begin Input material

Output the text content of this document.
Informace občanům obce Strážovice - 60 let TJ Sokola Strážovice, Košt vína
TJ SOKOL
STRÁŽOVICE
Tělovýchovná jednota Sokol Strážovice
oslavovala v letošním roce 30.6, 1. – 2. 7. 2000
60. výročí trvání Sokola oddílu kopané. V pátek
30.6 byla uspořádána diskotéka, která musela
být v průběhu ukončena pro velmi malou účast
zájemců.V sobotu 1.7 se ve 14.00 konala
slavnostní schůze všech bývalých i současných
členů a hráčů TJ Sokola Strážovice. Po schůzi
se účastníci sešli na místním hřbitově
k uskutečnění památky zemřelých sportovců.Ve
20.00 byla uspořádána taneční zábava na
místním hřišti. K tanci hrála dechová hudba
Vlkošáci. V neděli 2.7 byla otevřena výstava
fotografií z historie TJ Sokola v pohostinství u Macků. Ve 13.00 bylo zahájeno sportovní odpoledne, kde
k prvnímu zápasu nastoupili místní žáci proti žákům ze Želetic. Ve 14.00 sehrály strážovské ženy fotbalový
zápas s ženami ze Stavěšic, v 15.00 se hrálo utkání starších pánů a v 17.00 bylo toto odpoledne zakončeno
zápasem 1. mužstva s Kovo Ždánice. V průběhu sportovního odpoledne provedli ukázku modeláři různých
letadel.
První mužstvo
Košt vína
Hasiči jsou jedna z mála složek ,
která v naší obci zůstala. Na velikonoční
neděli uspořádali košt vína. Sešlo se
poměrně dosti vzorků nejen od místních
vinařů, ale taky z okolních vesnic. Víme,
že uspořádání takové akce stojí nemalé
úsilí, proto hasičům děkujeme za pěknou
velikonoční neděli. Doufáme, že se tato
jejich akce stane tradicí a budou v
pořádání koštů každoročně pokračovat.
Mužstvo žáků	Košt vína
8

end Input material

### Instructions to follow
Recopy the whole listing exactly.

### Solved exercise
Output the text content of this document.
Informace občanům obce Strážovice - 60 let TJ Sokola Strážovice, Košt vína
TJ SOKOL
STRÁŽOVICE
Tělovýchovná jednota Sokol Strážovice
oslavovala v letošním roce 30.6, 1. – 2. 7. 2000
60. výročí trvání Sokola oddílu kopané. V pátek
30.6 byla uspořádána diskotéka, která musela
být v průběhu ukončena pro velmi malou účast
zájemců.V sobotu 1.7 se ve 14.00 konala
slavnostní schůze všech bývalých i současných
členů a hráčů TJ Sokola Strážovice. Po schůzi
se účastníci sešli na místním hřbitově
k uskutečnění památky zemřelých sportovců.Ve
20.00 byla uspořádána taneční zábava na
místním hřišti. K tanci hrála dechová hudba
Vlkošáci. V neděli 2.7 byla otevřena výstava
fotografií z historie TJ Sokola v pohostinství u Macků. Ve 13.00 bylo zahájeno sportovní odpoledne, kde
k prvnímu zápasu nastoupili místní žáci proti žákům ze Želetic. Ve 14.00 sehrály strážovské ženy fotbalový
zápas s ženami ze Stavěšic, v 15.00 se hrálo utkání starších pánů a v 17.00 bylo toto odpoledne zakončeno
zápasem 1. mužstva s Kovo Ždánice. V průběhu sportovního odpoledne provedli ukázku modeláři různých
letadel.
První mužstvo
Košt vína
Hasiči jsou jedna z mála složek ,
která v naší obci zůstala. Na velikonoční
neděli uspořádali košt vína. Sešlo se
poměrně dosti vzorků nejen od místních
vinařů, ale taky z okolních vesnic. Víme,
že uspořádání takové akce stojí nemalé
úsilí, proto hasičům děkujeme za pěknou
velikonoční neděli. Doufáme, že se tato
jejich akce stane tradicí a budou v
pořádání koštů každoročně pokračovat.
Mužstvo žáků	Košt vína
8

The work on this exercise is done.